» Exercise requirements: Give the data a second time, exactly and in full.

━━ Records to use ━━

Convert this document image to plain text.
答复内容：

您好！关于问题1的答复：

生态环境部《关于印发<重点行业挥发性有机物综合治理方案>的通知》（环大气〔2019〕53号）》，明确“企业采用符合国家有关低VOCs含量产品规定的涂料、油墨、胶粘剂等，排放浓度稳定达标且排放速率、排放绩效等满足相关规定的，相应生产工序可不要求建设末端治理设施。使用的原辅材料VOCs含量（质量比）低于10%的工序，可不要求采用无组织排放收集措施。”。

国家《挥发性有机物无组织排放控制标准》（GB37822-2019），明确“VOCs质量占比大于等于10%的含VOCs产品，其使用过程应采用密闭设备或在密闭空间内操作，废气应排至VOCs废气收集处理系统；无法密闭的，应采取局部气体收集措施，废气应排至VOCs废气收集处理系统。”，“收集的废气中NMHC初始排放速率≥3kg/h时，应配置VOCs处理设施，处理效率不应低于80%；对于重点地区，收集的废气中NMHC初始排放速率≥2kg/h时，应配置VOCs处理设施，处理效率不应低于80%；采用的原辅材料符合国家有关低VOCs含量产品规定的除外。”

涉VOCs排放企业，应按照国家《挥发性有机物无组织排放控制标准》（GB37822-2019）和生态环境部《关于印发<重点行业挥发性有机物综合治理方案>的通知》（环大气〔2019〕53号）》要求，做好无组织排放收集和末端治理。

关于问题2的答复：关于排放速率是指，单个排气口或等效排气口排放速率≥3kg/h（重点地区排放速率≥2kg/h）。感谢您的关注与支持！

━━━

» Response:
Convert this document image to plain text.
答复内容：

您好！关于问题1的答复：

生态环境部《关于印发<重点行业挥发性有机物综合治理方案>的通知》（环大气〔2019〕53号）》，明确“企业采用符合国家有关低VOCs含量产品规定的涂料、油墨、胶粘剂等，排放浓度稳定达标且排放速率、排放绩效等满足相关规定的，相应生产工序可不要求建设末端治理设施。使用的原辅材料VOCs含量（质量比）低于10%的工序，可不要求采用无组织排放收集措施。”。

国家《挥发性有机物无组织排放控制标准》（GB37822-2019），明确“VOCs质量占比大于等于10%的含VOCs产品，其使用过程应采用密闭设备或在密闭空间内操作，废气应排至VOCs废气收集处理系统；无法密闭的，应采取局部气体收集措施，废气应排至VOCs废气收集处理系统。”，“收集的废气中NMHC初始排放速率≥3kg/h时，应配置VOCs处理设施，处理效率不应低于80%；对于重点地区，收集的废气中NMHC初始排放速率≥2kg/h时，应配置VOCs处理设施，处理效率不应低于80%；采用的原辅材料符合国家有关低VOCs含量产品规定的除外。”

涉VOCs排放企业，应按照国家《挥发性有机物无组织排放控制标准》（GB37822-2019）和生态环境部《关于印发<重点行业挥发性有机物综合治理方案>的通知》（环大气〔2019〕53号）》要求，做好无组织排放收集和末端治理。

关于问题2的答复：关于排放速率是指，单个排气口或等效排气口排放速率≥3kg/h（重点地区排放速率≥2kg/h）。感谢您的关注与支持！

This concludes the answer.